[Figure collection entries]
=====

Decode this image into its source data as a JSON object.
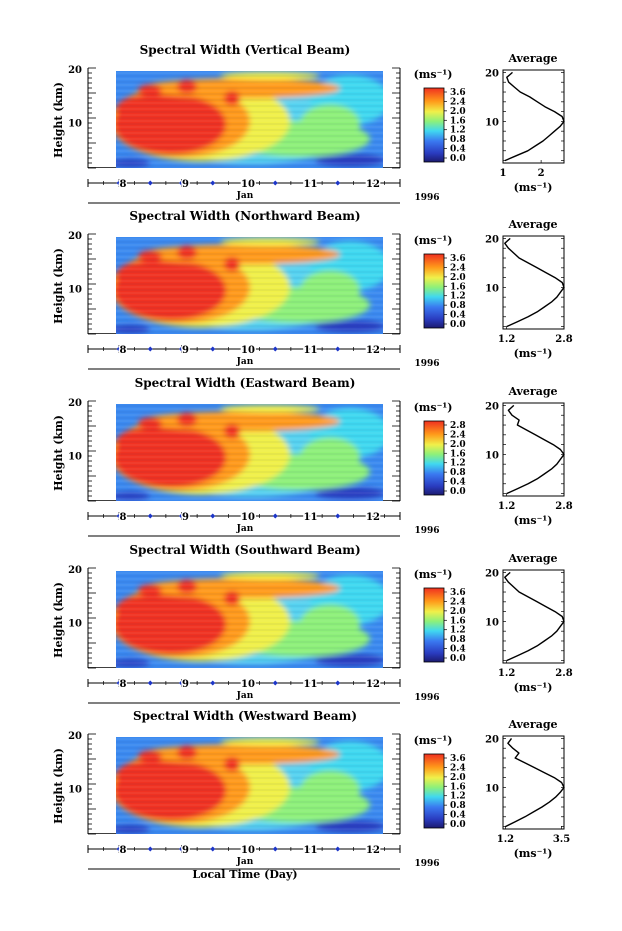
{
  "chart_data": [
    {
      "type": "heatmap",
      "title": "Spectral Width (Vertical Beam)",
      "ylabel": "Height (km)",
      "xlabel": "Jan",
      "year": "1996",
      "y_ticks": [
        "20",
        "10"
      ],
      "x_ticks": [
        "8",
        "9",
        "10",
        "11",
        "12"
      ],
      "colorbar": {
        "unit": "(ms⁻¹)",
        "ticks": [
          "3.6",
          "2.4",
          "2.0",
          "1.6",
          "1.2",
          "0.8",
          "0.4",
          "0.0"
        ]
      },
      "average": {
        "title": "Average",
        "x_ticks": [
          "1",
          "2"
        ],
        "xlabel": "(ms⁻¹)",
        "xlim": [
          1,
          2.6
        ],
        "ylim": [
          1.5,
          20.5
        ],
        "heights": [
          2,
          3,
          4,
          5,
          6,
          7,
          8,
          9,
          10,
          11,
          12,
          13,
          14,
          15,
          16,
          17,
          18,
          19,
          20
        ],
        "values": [
          1.05,
          1.35,
          1.65,
          1.85,
          2.05,
          2.2,
          2.35,
          2.5,
          2.6,
          2.55,
          2.35,
          2.1,
          1.9,
          1.7,
          1.45,
          1.3,
          1.15,
          1.1,
          1.25
        ]
      }
    },
    {
      "type": "heatmap",
      "title": "Spectral Width (Northward Beam)",
      "ylabel": "Height (km)",
      "xlabel": "Jan",
      "year": "1996",
      "y_ticks": [
        "20",
        "10"
      ],
      "x_ticks": [
        "8",
        "9",
        "10",
        "11",
        "12"
      ],
      "colorbar": {
        "unit": "(ms⁻¹)",
        "ticks": [
          "3.6",
          "2.4",
          "2.0",
          "1.6",
          "1.2",
          "0.8",
          "0.4",
          "0.0"
        ]
      },
      "average": {
        "title": "Average",
        "x_ticks": [
          "1.2",
          "2.8"
        ],
        "xlabel": "(ms⁻¹)",
        "xlim": [
          1.1,
          2.8
        ],
        "ylim": [
          1.5,
          20.5
        ],
        "heights": [
          2,
          3,
          4,
          5,
          6,
          7,
          8,
          9,
          10,
          11,
          12,
          13,
          14,
          15,
          16,
          17,
          18,
          19,
          20
        ],
        "values": [
          1.2,
          1.5,
          1.8,
          2.05,
          2.25,
          2.45,
          2.6,
          2.7,
          2.8,
          2.75,
          2.55,
          2.3,
          2.05,
          1.8,
          1.55,
          1.4,
          1.25,
          1.15,
          1.3
        ]
      }
    },
    {
      "type": "heatmap",
      "title": "Spectral Width (Eastward Beam)",
      "ylabel": "Height (km)",
      "xlabel": "Jan",
      "year": "1996",
      "y_ticks": [
        "20",
        "10"
      ],
      "x_ticks": [
        "8",
        "9",
        "10",
        "11",
        "12"
      ],
      "colorbar": {
        "unit": "(ms⁻¹)",
        "ticks": [
          "2.8",
          "2.4",
          "2.0",
          "1.6",
          "1.2",
          "0.8",
          "0.4",
          "0.0"
        ]
      },
      "average": {
        "title": "Average",
        "x_ticks": [
          "1.2",
          "2.8"
        ],
        "xlabel": "(ms⁻¹)",
        "xlim": [
          1.1,
          2.8
        ],
        "ylim": [
          1.5,
          20.5
        ],
        "heights": [
          2,
          3,
          4,
          5,
          6,
          7,
          8,
          9,
          10,
          11,
          12,
          13,
          14,
          15,
          16,
          17,
          18,
          19,
          20
        ],
        "values": [
          1.2,
          1.5,
          1.8,
          2.05,
          2.25,
          2.45,
          2.6,
          2.7,
          2.8,
          2.7,
          2.5,
          2.25,
          2.0,
          1.75,
          1.5,
          1.55,
          1.35,
          1.25,
          1.4
        ]
      }
    },
    {
      "type": "heatmap",
      "title": "Spectral Width (Southward Beam)",
      "ylabel": "Height (km)",
      "xlabel": "Jan",
      "year": "1996",
      "y_ticks": [
        "20",
        "10"
      ],
      "x_ticks": [
        "8",
        "9",
        "10",
        "11",
        "12"
      ],
      "colorbar": {
        "unit": "(ms⁻¹)",
        "ticks": [
          "3.6",
          "2.4",
          "2.0",
          "1.6",
          "1.2",
          "0.8",
          "0.4",
          "0.0"
        ]
      },
      "average": {
        "title": "Average",
        "x_ticks": [
          "1.2",
          "2.8"
        ],
        "xlabel": "(ms⁻¹)",
        "xlim": [
          1.1,
          2.8
        ],
        "ylim": [
          1.5,
          20.5
        ],
        "heights": [
          2,
          3,
          4,
          5,
          6,
          7,
          8,
          9,
          10,
          11,
          12,
          13,
          14,
          15,
          16,
          17,
          18,
          19,
          20
        ],
        "values": [
          1.2,
          1.5,
          1.8,
          2.05,
          2.25,
          2.45,
          2.6,
          2.7,
          2.8,
          2.75,
          2.55,
          2.3,
          2.05,
          1.8,
          1.55,
          1.4,
          1.25,
          1.15,
          1.3
        ]
      }
    },
    {
      "type": "heatmap",
      "title": "Spectral Width (Westward Beam)",
      "ylabel": "Height (km)",
      "xlabel": "Jan",
      "year": "1996",
      "y_ticks": [
        "20",
        "10"
      ],
      "x_ticks": [
        "8",
        "9",
        "10",
        "11",
        "12"
      ],
      "colorbar": {
        "unit": "(ms⁻¹)",
        "ticks": [
          "3.6",
          "2.4",
          "2.0",
          "1.6",
          "1.2",
          "0.8",
          "0.4",
          "0.0"
        ]
      },
      "average": {
        "title": "Average",
        "x_ticks": [
          "1.2",
          "3.5"
        ],
        "xlabel": "(ms⁻¹)",
        "xlim": [
          1.1,
          3.6
        ],
        "ylim": [
          1.5,
          20.5
        ],
        "heights": [
          2,
          3,
          4,
          5,
          6,
          7,
          8,
          9,
          10,
          11,
          12,
          13,
          14,
          15,
          16,
          17,
          18,
          19,
          20
        ],
        "values": [
          1.2,
          1.6,
          2.0,
          2.35,
          2.7,
          3.0,
          3.25,
          3.45,
          3.6,
          3.5,
          3.2,
          2.8,
          2.4,
          2.0,
          1.6,
          1.75,
          1.5,
          1.3,
          1.45
        ]
      }
    }
  ],
  "footer_xlabel": "Local Time (Day)",
  "colors": {
    "red": "#f03020",
    "orange": "#ff9a1a",
    "yellow": "#f0f04a",
    "cyan": "#40d8f0",
    "blue": "#3a78f0",
    "navy": "#1c2aa8",
    "tick_marker": "#1d36c8"
  }
}
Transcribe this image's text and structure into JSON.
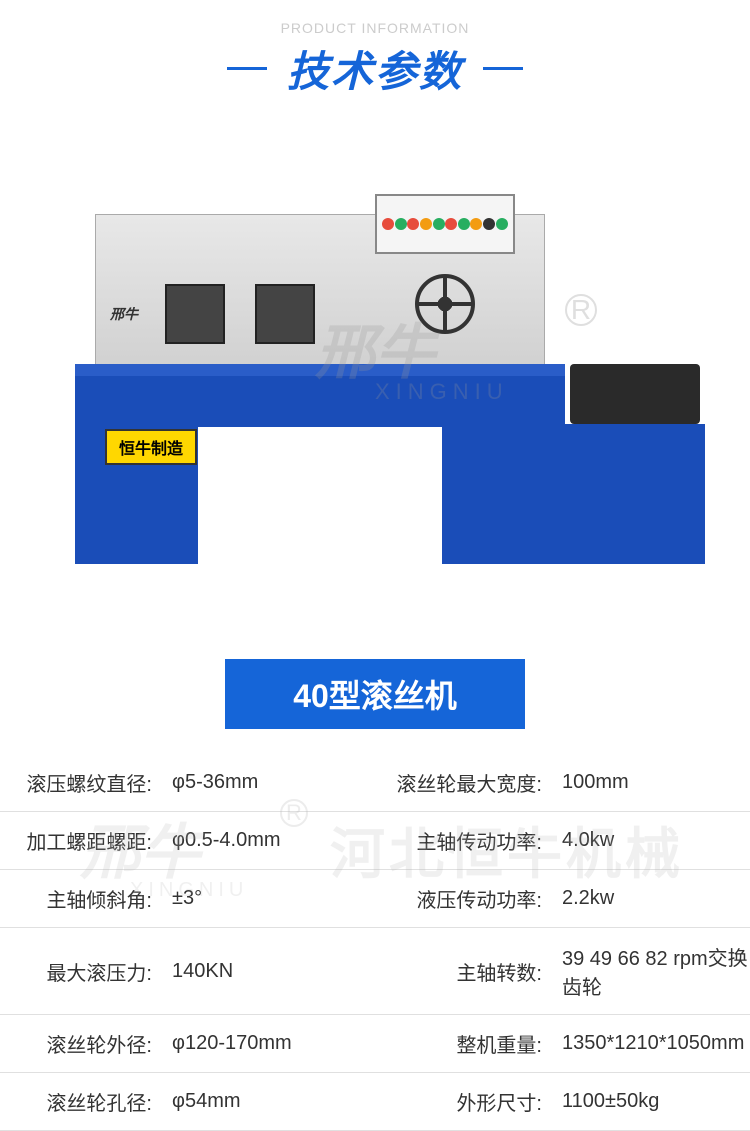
{
  "header": {
    "subtitle_en": "PRODUCT INFORMATION",
    "main_title": "技术参数"
  },
  "product_image": {
    "brand_text": "邢牛",
    "yellow_label": "恒牛制造",
    "watermark_brand": "邢牛",
    "watermark_pinyin": "XINGNIU",
    "watermark_r": "R",
    "machine_color": "#1a4db8",
    "machine_top_color": "#d0d0d0"
  },
  "product_name": "40型滚丝机",
  "specs": {
    "rows": [
      {
        "label1": "滚压螺纹直径:",
        "value1": "φ5-36mm",
        "label2": "滚丝轮最大宽度:",
        "value2": "100mm"
      },
      {
        "label1": "加工螺距螺距:",
        "value1": "φ0.5-4.0mm",
        "label2": "主轴传动功率:",
        "value2": "4.0kw"
      },
      {
        "label1": "主轴倾斜角:",
        "value1": "±3°",
        "label2": "液压传动功率:",
        "value2": "2.2kw"
      },
      {
        "label1": "最大滚压力:",
        "value1": "140KN",
        "label2": "主轴转数:",
        "value2": "39 49 66 82 rpm交换齿轮"
      },
      {
        "label1": "滚丝轮外径:",
        "value1": "φ120-170mm",
        "label2": "整机重量:",
        "value2": "1350*1210*1050mm"
      },
      {
        "label1": "滚丝轮孔径:",
        "value1": "φ54mm",
        "label2": "外形尺寸:",
        "value2": "1100±50kg"
      }
    ]
  },
  "watermark2": {
    "brand": "邢牛",
    "pinyin": "XINGNIU",
    "r": "R",
    "company": "河北恒牛机械"
  },
  "colors": {
    "primary_blue": "#1565d8",
    "machine_blue": "#1a4db8",
    "border_gray": "#e0e0e0",
    "text_color": "#333333"
  }
}
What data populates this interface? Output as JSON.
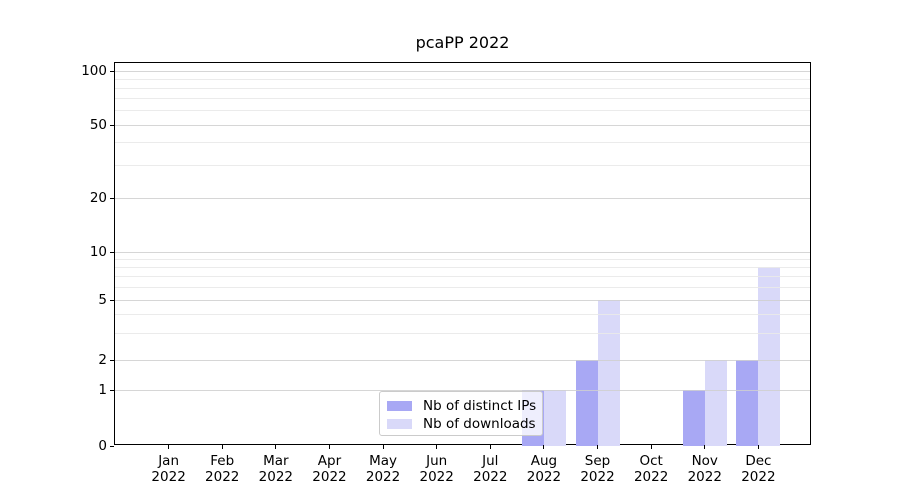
{
  "title": "pcaPP 2022",
  "chart_data": {
    "type": "bar",
    "title": "pcaPP 2022",
    "x_year": "2022",
    "categories": [
      "Jan",
      "Feb",
      "Mar",
      "Apr",
      "May",
      "Jun",
      "Jul",
      "Aug",
      "Sep",
      "Oct",
      "Nov",
      "Dec"
    ],
    "series": [
      {
        "name": "Nb of distinct IPs",
        "color": "#a8a8f4",
        "values": [
          0,
          0,
          0,
          0,
          0,
          0,
          0,
          1,
          2,
          0,
          1,
          2
        ]
      },
      {
        "name": "Nb of downloads",
        "color": "#d9d9f9",
        "values": [
          0,
          0,
          0,
          0,
          0,
          0,
          0,
          1,
          5,
          0,
          2,
          8
        ]
      }
    ],
    "yticks": [
      0,
      1,
      2,
      5,
      10,
      20,
      50,
      100
    ],
    "minor_gridlines": [
      3,
      4,
      6,
      7,
      8,
      9,
      30,
      40,
      60,
      70,
      80,
      90
    ],
    "ylim": [
      0,
      110
    ],
    "yscale": "log-with-zero",
    "xlabel": "",
    "ylabel": "",
    "grid": "horizontal",
    "legend_position": "lower center"
  }
}
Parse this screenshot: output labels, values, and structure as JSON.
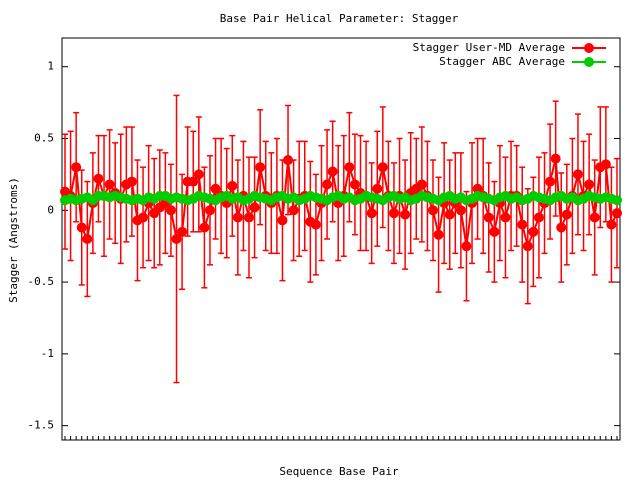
{
  "chart_data": {
    "type": "errorbar-line",
    "title": "Base Pair Helical Parameter: Stagger",
    "x_label": "Sequence Base Pair",
    "y_label": "Stagger (Angstroms)",
    "categories": [
      null,
      null,
      null,
      null,
      null,
      null,
      null,
      null,
      null,
      null,
      null,
      null,
      null,
      null,
      null,
      null,
      null,
      null,
      null,
      null,
      null,
      null,
      null,
      null,
      null,
      null,
      null,
      null,
      null,
      null,
      null,
      null,
      null,
      null,
      null,
      null,
      null,
      null,
      null,
      null,
      null,
      null,
      null,
      null,
      null,
      null,
      null,
      null,
      null,
      null,
      null,
      null,
      null,
      null,
      null,
      null,
      null,
      null,
      null,
      null,
      null,
      null,
      null,
      null,
      null,
      null,
      null,
      null,
      null,
      null,
      null,
      null,
      null,
      null,
      null,
      null,
      null,
      null,
      null,
      null,
      null,
      null,
      null,
      null,
      null,
      null,
      null,
      null,
      null,
      null,
      null,
      null,
      null,
      null,
      null,
      null,
      null,
      null,
      null,
      null
    ],
    "ylim": [
      -1.6,
      1.2
    ],
    "yticks": [
      -1.5,
      -1,
      -0.5,
      0,
      0.5,
      1
    ],
    "legend": "top-right",
    "series": [
      {
        "name": "Stagger User-MD Average",
        "color": "#ff0000",
        "values": [
          0.13,
          0.1,
          0.3,
          -0.12,
          -0.2,
          0.05,
          0.22,
          0.1,
          0.18,
          0.12,
          0.08,
          0.18,
          0.2,
          -0.07,
          -0.05,
          0.05,
          -0.02,
          0.02,
          0.05,
          0,
          -0.2,
          -0.15,
          0.2,
          0.2,
          0.25,
          -0.12,
          0,
          0.15,
          0.1,
          0.05,
          0.17,
          -0.05,
          0.1,
          -0.05,
          0.02,
          0.3,
          0.1,
          0.05,
          0.1,
          -0.07,
          0.35,
          0,
          0.08,
          0.1,
          -0.08,
          -0.1,
          0.05,
          0.18,
          0.27,
          0.05,
          0.1,
          0.3,
          0.18,
          0.12,
          0.1,
          -0.02,
          0.15,
          0.3,
          0.1,
          -0.02,
          0.1,
          -0.03,
          0.12,
          0.15,
          0.18,
          0.1,
          0,
          -0.17,
          0.05,
          -0.03,
          0.05,
          0,
          -0.25,
          0.05,
          0.15,
          0.1,
          -0.05,
          -0.15,
          0.05,
          -0.05,
          0.1,
          0.1,
          -0.1,
          -0.25,
          -0.15,
          -0.05,
          0.05,
          0.2,
          0.36,
          -0.12,
          -0.03,
          0.1,
          0.25,
          0.1,
          0.18,
          -0.05,
          0.3,
          0.32,
          -0.1,
          -0.02
        ],
        "errors": [
          0.4,
          0.45,
          0.38,
          0.4,
          0.4,
          0.35,
          0.3,
          0.42,
          0.38,
          0.35,
          0.45,
          0.4,
          0.38,
          0.42,
          0.35,
          0.4,
          0.38,
          0.4,
          0.35,
          0.32,
          1.0,
          0.4,
          0.38,
          0.35,
          0.4,
          0.42,
          0.38,
          0.35,
          0.4,
          0.38,
          0.35,
          0.4,
          0.38,
          0.42,
          0.35,
          0.4,
          0.38,
          0.35,
          0.4,
          0.42,
          0.38,
          0.35,
          0.4,
          0.38,
          0.42,
          0.35,
          0.4,
          0.38,
          0.35,
          0.4,
          0.42,
          0.38,
          0.35,
          0.4,
          0.38,
          0.35,
          0.4,
          0.42,
          0.38,
          0.35,
          0.4,
          0.38,
          0.42,
          0.35,
          0.4,
          0.38,
          0.35,
          0.4,
          0.42,
          0.38,
          0.35,
          0.4,
          0.38,
          0.42,
          0.35,
          0.4,
          0.38,
          0.35,
          0.4,
          0.42,
          0.38,
          0.35,
          0.4,
          0.4,
          0.38,
          0.42,
          0.35,
          0.4,
          0.4,
          0.38,
          0.35,
          0.4,
          0.42,
          0.38,
          0.35,
          0.4,
          0.42,
          0.4,
          0.4,
          0.38
        ]
      },
      {
        "name": "Stagger ABC Average",
        "color": "#00cc00",
        "values": [
          0.07,
          0.08,
          0.07,
          0.08,
          0.09,
          0.07,
          0.1,
          0.1,
          0.09,
          0.1,
          0.09,
          0.08,
          0.07,
          0.08,
          0.07,
          0.09,
          0.08,
          0.1,
          0.1,
          0.08,
          0.09,
          0.08,
          0.07,
          0.08,
          0.1,
          0.09,
          0.08,
          0.07,
          0.09,
          0.1,
          0.08,
          0.09,
          0.07,
          0.08,
          0.1,
          0.09,
          0.08,
          0.07,
          0.09,
          0.1,
          0.08,
          0.09,
          0.07,
          0.08,
          0.1,
          0.09,
          0.08,
          0.07,
          0.09,
          0.1,
          0.08,
          0.09,
          0.07,
          0.08,
          0.1,
          0.09,
          0.08,
          0.07,
          0.09,
          0.1,
          0.08,
          0.09,
          0.07,
          0.08,
          0.1,
          0.09,
          0.08,
          0.07,
          0.09,
          0.1,
          0.08,
          0.09,
          0.07,
          0.08,
          0.1,
          0.09,
          0.08,
          0.07,
          0.09,
          0.1,
          0.08,
          0.09,
          0.07,
          0.08,
          0.1,
          0.09,
          0.08,
          0.07,
          0.09,
          0.1,
          0.08,
          0.09,
          0.07,
          0.08,
          0.1,
          0.09,
          0.08,
          0.09,
          0.08,
          0.07
        ]
      }
    ]
  }
}
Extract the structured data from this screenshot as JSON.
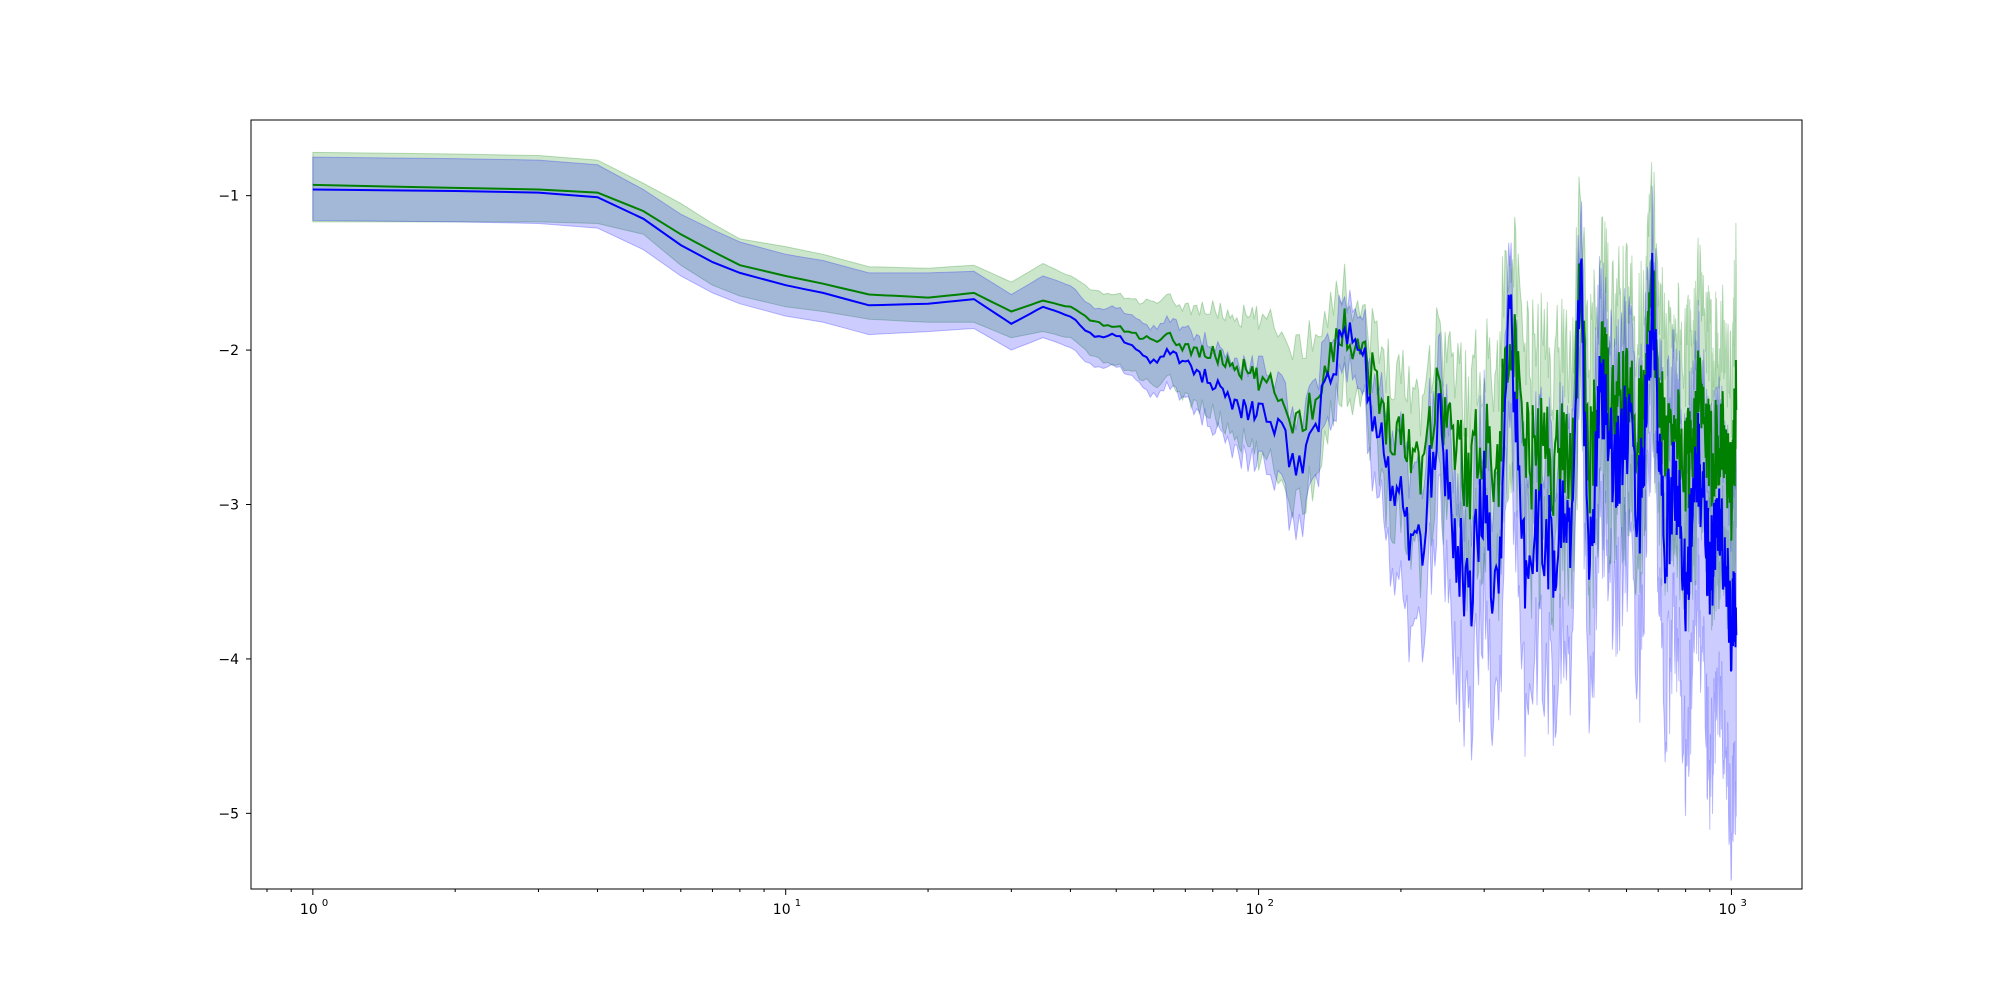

=====

**OBJECTIVE:** Using the listing above, locate the lines that hold "Spectral" and copy each one.

**SOLUTION TO THIS EXERCISE:**
      "title": "Spectral Width (Vertical Beam)",
      "title": "Spectral Width (Northward Beam)",
      "title": "Spectral Width (Eastward Beam)",
      "title": "Spectral Width (Southward Beam)",
      "title": "Spectral Width (Westward Beam)",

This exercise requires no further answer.